> _Extracted records_
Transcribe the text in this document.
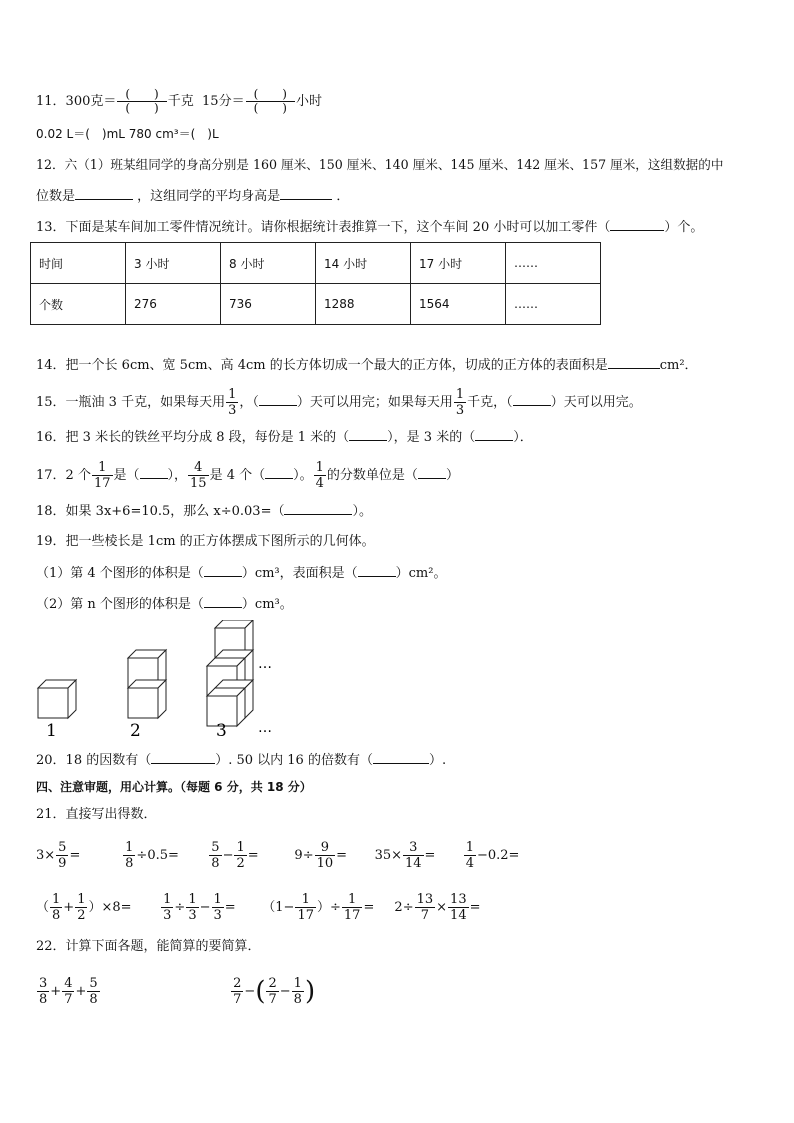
11．300克＝ $\frac{( )}{( )}$ 千克 15分＝ $\frac{( )}{( )}$ 小时
0.02 L＝(　)mL 780 cm³＝(　)L
12．六（1）班某组同学的身高分别是 160 厘米、150 厘米、140 厘米、145 厘米、142 厘米、157 厘米，这组数据的中
位数是	，这组同学的平均身高是	．
13．下面是某车间加工零件情况统计。请你根据统计表推算一下，这个车间 20 小时可以加工零件（	）个。
时间	3 小时	8 小时	14 小时	17 小时	……
个数	276	736	1288	1564	……
14．把一个长 6cm、宽 5cm、高 4cm 的长方体切成一个最大的正方体，切成的正方体的表面积是	cm²．
15．一瓶油 3 千克，如果每天用 $\frac{1}{3}$ ，（	）天可以用完；如果每天用 $\frac{1}{3}$ 千克，（	）天可以用完。
16．把 3 米长的铁丝平均分成 8 段，每份是 1 米的（	），是 3 米的（	）．
17．2 个 $\frac{1}{17}$ 是（ ）， $\frac{4}{15}$ 是 4 个（ ）。 $\frac{1}{4}$ 的分数单位是（ ）
18．如果 3x+6=10.5，那么 x÷0.03=（	）。
19．把一些棱长是 1cm 的正方体摆成下图所示的几何体。
（1）第 4 个图形的体积是（	）cm³，表面积是（	）cm²。
（2）第 n 个图形的体积是（	）cm³。
1	2	3
…
…
20．18 的因数有（	）. 50 以内 16 的倍数有（	）.
四、注意审题，用心计算。（每题 6 分，共 18 分）
21．直接写出得数．
$3\times \frac{5}{9}$ =	$\frac{1}{8} \div 0.5= \frac{5}{8} - \frac{1}{2}$ =	$9\div \frac{9}{10} = 35\times \frac{3}{14} = \frac{1}{4} -0.2=$
（ $\frac{1}{8} + \frac{1}{2} )\times 8= \frac{1}{3} \div \frac{1}{3} - \frac{1}{3} = (1- \frac{1}{17}$ ）÷ $\frac{1}{17} = 2\div \frac{13}{7} \times \frac{13}{14}$ =
22．计算下面各题，能简算的要简算．
$\frac{3}{8} + \frac{4}{7} + \frac{5}{8}$
	$\frac{2}{7}$ −( $\frac{2}{7} - \frac{1}{8}$ )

> _Exercise_
Exactly as written, return every line of the listing, but not the pictures.

> _Exercise result_
Transcribe the text in this document.
11．300克＝ $\frac{( )}{( )}$ 千克 15分＝ $\frac{( )}{( )}$ 小时
0.02 L＝(　)mL 780 cm³＝(　)L
12．六（1）班某组同学的身高分别是 160 厘米、150 厘米、140 厘米、145 厘米、142 厘米、157 厘米，这组数据的中
位数是	，这组同学的平均身高是	．
13．下面是某车间加工零件情况统计。请你根据统计表推算一下，这个车间 20 小时可以加工零件（	）个。
时间	3 小时	8 小时	14 小时	17 小时	……
个数	276	736	1288	1564	……
14．把一个长 6cm、宽 5cm、高 4cm 的长方体切成一个最大的正方体，切成的正方体的表面积是	cm²．
15．一瓶油 3 千克，如果每天用 $\frac{1}{3}$ ，（	）天可以用完；如果每天用 $\frac{1}{3}$ 千克，（	）天可以用完。
16．把 3 米长的铁丝平均分成 8 段，每份是 1 米的（	），是 3 米的（	）．
17．2 个 $\frac{1}{17}$ 是（ ）， $\frac{4}{15}$ 是 4 个（ ）。 $\frac{1}{4}$ 的分数单位是（ ）
18．如果 3x+6=10.5，那么 x÷0.03=（	）。
19．把一些棱长是 1cm 的正方体摆成下图所示的几何体。
（1）第 4 个图形的体积是（	）cm³，表面积是（	）cm²。
（2）第 n 个图形的体积是（	）cm³。
1	2	3
…
…
20．18 的因数有（	）. 50 以内 16 的倍数有（	）.
四、注意审题，用心计算。（每题 6 分，共 18 分）
21．直接写出得数．
$3\times \frac{5}{9}$ =	$\frac{1}{8} \div 0.5= \frac{5}{8} - \frac{1}{2}$ =	$9\div \frac{9}{10} = 35\times \frac{3}{14} = \frac{1}{4} -0.2=$
（ $\frac{1}{8} + \frac{1}{2} )\times 8= \frac{1}{3} \div \frac{1}{3} - \frac{1}{3} = (1- \frac{1}{17}$ ）÷ $\frac{1}{17} = 2\div \frac{13}{7} \times \frac{13}{14}$ =
22．计算下面各题，能简算的要简算．
$\frac{3}{8} + \frac{4}{7} + \frac{5}{8}$
	$\frac{2}{7}$ −( $\frac{2}{7} - \frac{1}{8}$ )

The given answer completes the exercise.